Instructions to follow ▸ Print all entries word for word.

Input material ▸

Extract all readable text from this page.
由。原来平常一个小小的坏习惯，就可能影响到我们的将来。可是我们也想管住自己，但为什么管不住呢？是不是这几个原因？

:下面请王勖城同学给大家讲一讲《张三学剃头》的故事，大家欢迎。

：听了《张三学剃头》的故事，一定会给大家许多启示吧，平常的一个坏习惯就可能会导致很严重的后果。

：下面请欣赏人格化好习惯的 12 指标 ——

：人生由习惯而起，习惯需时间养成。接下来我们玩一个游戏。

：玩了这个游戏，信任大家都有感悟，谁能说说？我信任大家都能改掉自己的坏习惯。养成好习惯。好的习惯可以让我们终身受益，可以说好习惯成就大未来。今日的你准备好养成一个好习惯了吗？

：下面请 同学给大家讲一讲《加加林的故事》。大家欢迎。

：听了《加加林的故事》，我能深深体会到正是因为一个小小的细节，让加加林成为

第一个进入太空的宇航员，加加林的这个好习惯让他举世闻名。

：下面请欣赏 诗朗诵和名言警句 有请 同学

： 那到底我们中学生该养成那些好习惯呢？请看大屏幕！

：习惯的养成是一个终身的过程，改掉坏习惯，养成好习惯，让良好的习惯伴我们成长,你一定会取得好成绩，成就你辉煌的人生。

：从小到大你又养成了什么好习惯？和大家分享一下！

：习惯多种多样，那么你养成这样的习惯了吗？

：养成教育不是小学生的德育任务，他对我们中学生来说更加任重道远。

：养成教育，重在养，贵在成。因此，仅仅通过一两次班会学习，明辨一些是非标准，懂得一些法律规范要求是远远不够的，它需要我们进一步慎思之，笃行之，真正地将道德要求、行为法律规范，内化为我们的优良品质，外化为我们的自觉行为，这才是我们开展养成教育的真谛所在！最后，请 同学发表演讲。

Full response ▸
Extract all readable text from this page.
由。原来平常一个小小的坏习惯，就可能影响到我们的将来。可是我们也想管住自己，但为什么管不住呢？是不是这几个原因？

:下面请王勖城同学给大家讲一讲《张三学剃头》的故事，大家欢迎。

：听了《张三学剃头》的故事，一定会给大家许多启示吧，平常的一个坏习惯就可能会导致很严重的后果。

：下面请欣赏人格化好习惯的 12 指标 ——

：人生由习惯而起，习惯需时间养成。接下来我们玩一个游戏。

：玩了这个游戏，信任大家都有感悟，谁能说说？我信任大家都能改掉自己的坏习惯。养成好习惯。好的习惯可以让我们终身受益，可以说好习惯成就大未来。今日的你准备好养成一个好习惯了吗？

：下面请 同学给大家讲一讲《加加林的故事》。大家欢迎。

：听了《加加林的故事》，我能深深体会到正是因为一个小小的细节，让加加林成为

第一个进入太空的宇航员，加加林的这个好习惯让他举世闻名。

：下面请欣赏 诗朗诵和名言警句 有请 同学

： 那到底我们中学生该养成那些好习惯呢？请看大屏幕！

：习惯的养成是一个终身的过程，改掉坏习惯，养成好习惯，让良好的习惯伴我们成长,你一定会取得好成绩，成就你辉煌的人生。

：从小到大你又养成了什么好习惯？和大家分享一下！

：习惯多种多样，那么你养成这样的习惯了吗？

：养成教育不是小学生的德育任务，他对我们中学生来说更加任重道远。

：养成教育，重在养，贵在成。因此，仅仅通过一两次班会学习，明辨一些是非标准，懂得一些法律规范要求是远远不够的，它需要我们进一步慎思之，笃行之，真正地将道德要求、行为法律规范，内化为我们的优良品质，外化为我们的自觉行为，这才是我们开展养成教育的真谛所在！最后，请 同学发表演讲。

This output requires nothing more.